DO THIS: Reproduce the listing below verbatim.

==== MATERIAL FOR THIS EXERCISE ====

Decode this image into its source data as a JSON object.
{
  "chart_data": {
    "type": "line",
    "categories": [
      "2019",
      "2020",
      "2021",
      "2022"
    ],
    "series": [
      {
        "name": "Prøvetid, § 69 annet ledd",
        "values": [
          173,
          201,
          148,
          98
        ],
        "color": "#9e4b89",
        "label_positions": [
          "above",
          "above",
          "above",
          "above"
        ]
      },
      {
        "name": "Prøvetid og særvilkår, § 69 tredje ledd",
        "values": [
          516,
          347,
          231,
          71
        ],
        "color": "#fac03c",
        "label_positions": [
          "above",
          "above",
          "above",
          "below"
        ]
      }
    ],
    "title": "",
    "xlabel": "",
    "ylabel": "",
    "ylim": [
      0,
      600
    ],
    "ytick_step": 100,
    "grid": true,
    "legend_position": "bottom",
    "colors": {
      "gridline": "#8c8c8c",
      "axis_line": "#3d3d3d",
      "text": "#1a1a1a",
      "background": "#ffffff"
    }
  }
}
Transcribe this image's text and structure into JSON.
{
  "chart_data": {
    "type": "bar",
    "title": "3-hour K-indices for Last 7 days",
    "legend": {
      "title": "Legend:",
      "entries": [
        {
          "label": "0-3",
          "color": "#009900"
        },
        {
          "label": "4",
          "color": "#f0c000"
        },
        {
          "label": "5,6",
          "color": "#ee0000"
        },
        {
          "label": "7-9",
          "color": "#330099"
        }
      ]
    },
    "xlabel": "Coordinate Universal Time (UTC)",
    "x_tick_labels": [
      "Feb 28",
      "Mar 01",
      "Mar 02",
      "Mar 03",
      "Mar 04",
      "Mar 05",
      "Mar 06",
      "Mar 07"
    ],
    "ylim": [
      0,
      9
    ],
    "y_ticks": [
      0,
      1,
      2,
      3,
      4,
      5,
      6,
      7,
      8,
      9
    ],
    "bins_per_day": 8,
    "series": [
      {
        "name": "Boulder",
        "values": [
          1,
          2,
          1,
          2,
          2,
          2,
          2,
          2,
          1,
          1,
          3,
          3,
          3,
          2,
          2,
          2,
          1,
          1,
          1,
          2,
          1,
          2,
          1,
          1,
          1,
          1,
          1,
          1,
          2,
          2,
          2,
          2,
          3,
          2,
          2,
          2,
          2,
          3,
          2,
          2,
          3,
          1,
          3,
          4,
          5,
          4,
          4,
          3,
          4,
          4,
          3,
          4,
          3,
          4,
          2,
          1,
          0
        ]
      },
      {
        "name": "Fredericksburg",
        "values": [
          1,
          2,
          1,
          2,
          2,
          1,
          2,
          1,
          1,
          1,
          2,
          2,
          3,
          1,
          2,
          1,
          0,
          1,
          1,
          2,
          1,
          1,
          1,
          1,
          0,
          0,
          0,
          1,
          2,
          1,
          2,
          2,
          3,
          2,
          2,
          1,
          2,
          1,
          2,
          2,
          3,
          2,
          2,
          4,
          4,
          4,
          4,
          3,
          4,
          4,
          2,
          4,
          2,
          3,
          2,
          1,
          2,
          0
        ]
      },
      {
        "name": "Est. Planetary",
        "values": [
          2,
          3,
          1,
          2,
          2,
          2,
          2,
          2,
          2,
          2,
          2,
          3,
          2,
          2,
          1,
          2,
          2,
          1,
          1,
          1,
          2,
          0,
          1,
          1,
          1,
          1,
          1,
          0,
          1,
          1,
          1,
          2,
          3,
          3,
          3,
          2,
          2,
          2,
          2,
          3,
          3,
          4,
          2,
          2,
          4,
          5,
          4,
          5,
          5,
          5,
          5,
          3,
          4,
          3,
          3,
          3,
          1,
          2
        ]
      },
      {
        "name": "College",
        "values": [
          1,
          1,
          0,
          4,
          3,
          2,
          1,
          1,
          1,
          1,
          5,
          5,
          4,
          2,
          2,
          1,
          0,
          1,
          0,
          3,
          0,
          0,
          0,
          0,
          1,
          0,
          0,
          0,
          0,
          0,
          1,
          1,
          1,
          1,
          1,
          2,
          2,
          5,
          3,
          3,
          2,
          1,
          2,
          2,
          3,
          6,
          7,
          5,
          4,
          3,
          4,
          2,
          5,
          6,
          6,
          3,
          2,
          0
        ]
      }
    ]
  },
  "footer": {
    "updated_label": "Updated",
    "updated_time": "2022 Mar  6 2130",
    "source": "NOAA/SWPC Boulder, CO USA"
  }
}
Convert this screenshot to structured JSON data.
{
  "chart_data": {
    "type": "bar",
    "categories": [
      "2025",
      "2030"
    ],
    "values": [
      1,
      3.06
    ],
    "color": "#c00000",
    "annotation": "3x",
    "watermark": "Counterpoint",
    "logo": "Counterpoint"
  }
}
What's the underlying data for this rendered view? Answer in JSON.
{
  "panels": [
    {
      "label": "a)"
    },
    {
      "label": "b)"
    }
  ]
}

====

TASK ANSWER:
Decode this image into its source data as a JSON object.
{
  "chart_data": {
    "type": "line",
    "categories": [
      "2019",
      "2020",
      "2021",
      "2022"
    ],
    "series": [
      {
        "name": "Prøvetid, § 69 annet ledd",
        "values": [
          173,
          201,
          148,
          98
        ],
        "color": "#9e4b89",
        "label_positions": [
          "above",
          "above",
          "above",
          "above"
        ]
      },
      {
        "name": "Prøvetid og særvilkår, § 69 tredje ledd",
        "values": [
          516,
          347,
          231,
          71
        ],
        "color": "#fac03c",
        "label_positions": [
          "above",
          "above",
          "above",
          "below"
        ]
      }
    ],
    "title": "",
    "xlabel": "",
    "ylabel": "",
    "ylim": [
      0,
      600
    ],
    "ytick_step": 100,
    "grid": true,
    "legend_position": "bottom",
    "colors": {
      "gridline": "#8c8c8c",
      "axis_line": "#3d3d3d",
      "text": "#1a1a1a",
      "background": "#ffffff"
    }
  }
}
Transcribe this image's text and structure into JSON.
{
  "chart_data": {
    "type": "bar",
    "title": "3-hour K-indices for Last 7 days",
    "legend": {
      "title": "Legend:",
      "entries": [
        {
          "label": "0-3",
          "color": "#009900"
        },
        {
          "label": "4",
          "color": "#f0c000"
        },
        {
          "label": "5,6",
          "color": "#ee0000"
        },
        {
          "label": "7-9",
          "color": "#330099"
        }
      ]
    },
    "xlabel": "Coordinate Universal Time (UTC)",
    "x_tick_labels": [
      "Feb 28",
      "Mar 01",
      "Mar 02",
      "Mar 03",
      "Mar 04",
      "Mar 05",
      "Mar 06",
      "Mar 07"
    ],
    "ylim": [
      0,
      9
    ],
    "y_ticks": [
      0,
      1,
      2,
      3,
      4,
      5,
      6,
      7,
      8,
      9
    ],
    "bins_per_day": 8,
    "series": [
      {
        "name": "Boulder",
        "values": [
          1,
          2,
          1,
          2,
          2,
          2,
          2,
          2,
          1,
          1,
          3,
          3,
          3,
          2,
          2,
          2,
          1,
          1,
          1,
          2,
          1,
          2,
          1,
          1,
          1,
          1,
          1,
          1,
          2,
          2,
          2,
          2,
          3,
          2,
          2,
          2,
          2,
          3,
          2,
          2,
          3,
          1,
          3,
          4,
          5,
          4,
          4,
          3,
          4,
          4,
          3,
          4,
          3,
          4,
          2,
          1,
          0
        ]
      },
      {
        "name": "Fredericksburg",
        "values": [
          1,
          2,
          1,
          2,
          2,
          1,
          2,
          1,
          1,
          1,
          2,
          2,
          3,
          1,
          2,
          1,
          0,
          1,
          1,
          2,
          1,
          1,
          1,
          1,
          0,
          0,
          0,
          1,
          2,
          1,
          2,
          2,
          3,
          2,
          2,
          1,
          2,
          1,
          2,
          2,
          3,
          2,
          2,
          4,
          4,
          4,
          4,
          3,
          4,
          4,
          2,
          4,
          2,
          3,
          2,
          1,
          2,
          0
        ]
      },
      {
        "name": "Est. Planetary",
        "values": [
          2,
          3,
          1,
          2,
          2,
          2,
          2,
          2,
          2,
          2,
          2,
          3,
          2,
          2,
          1,
          2,
          2,
          1,
          1,
          1,
          2,
          0,
          1,
          1,
          1,
          1,
          1,
          0,
          1,
          1,
          1,
          2,
          3,
          3,
          3,
          2,
          2,
          2,
          2,
          3,
          3,
          4,
          2,
          2,
          4,
          5,
          4,
          5,
          5,
          5,
          5,
          3,
          4,
          3,
          3,
          3,
          1,
          2
        ]
      },
      {
        "name": "College",
        "values": [
          1,
          1,
          0,
          4,
          3,
          2,
          1,
          1,
          1,
          1,
          5,
          5,
          4,
          2,
          2,
          1,
          0,
          1,
          0,
          3,
          0,
          0,
          0,
          0,
          1,
          0,
          0,
          0,
          0,
          0,
          1,
          1,
          1,
          1,
          1,
          2,
          2,
          5,
          3,
          3,
          2,
          1,
          2,
          2,
          3,
          6,
          7,
          5,
          4,
          3,
          4,
          2,
          5,
          6,
          6,
          3,
          2,
          0
        ]
      }
    ]
  },
  "footer": {
    "updated_label": "Updated",
    "updated_time": "2022 Mar  6 2130",
    "source": "NOAA/SWPC Boulder, CO USA"
  }
}
Convert this screenshot to structured JSON data.
{
  "chart_data": {
    "type": "bar",
    "categories": [
      "2025",
      "2030"
    ],
    "values": [
      1,
      3.06
    ],
    "color": "#c00000",
    "annotation": "3x",
    "watermark": "Counterpoint",
    "logo": "Counterpoint"
  }
}
What's the underlying data for this rendered view? Answer in JSON.
{
  "panels": [
    {
      "label": "a)"
    },
    {
      "label": "b)"
    }
  ]
}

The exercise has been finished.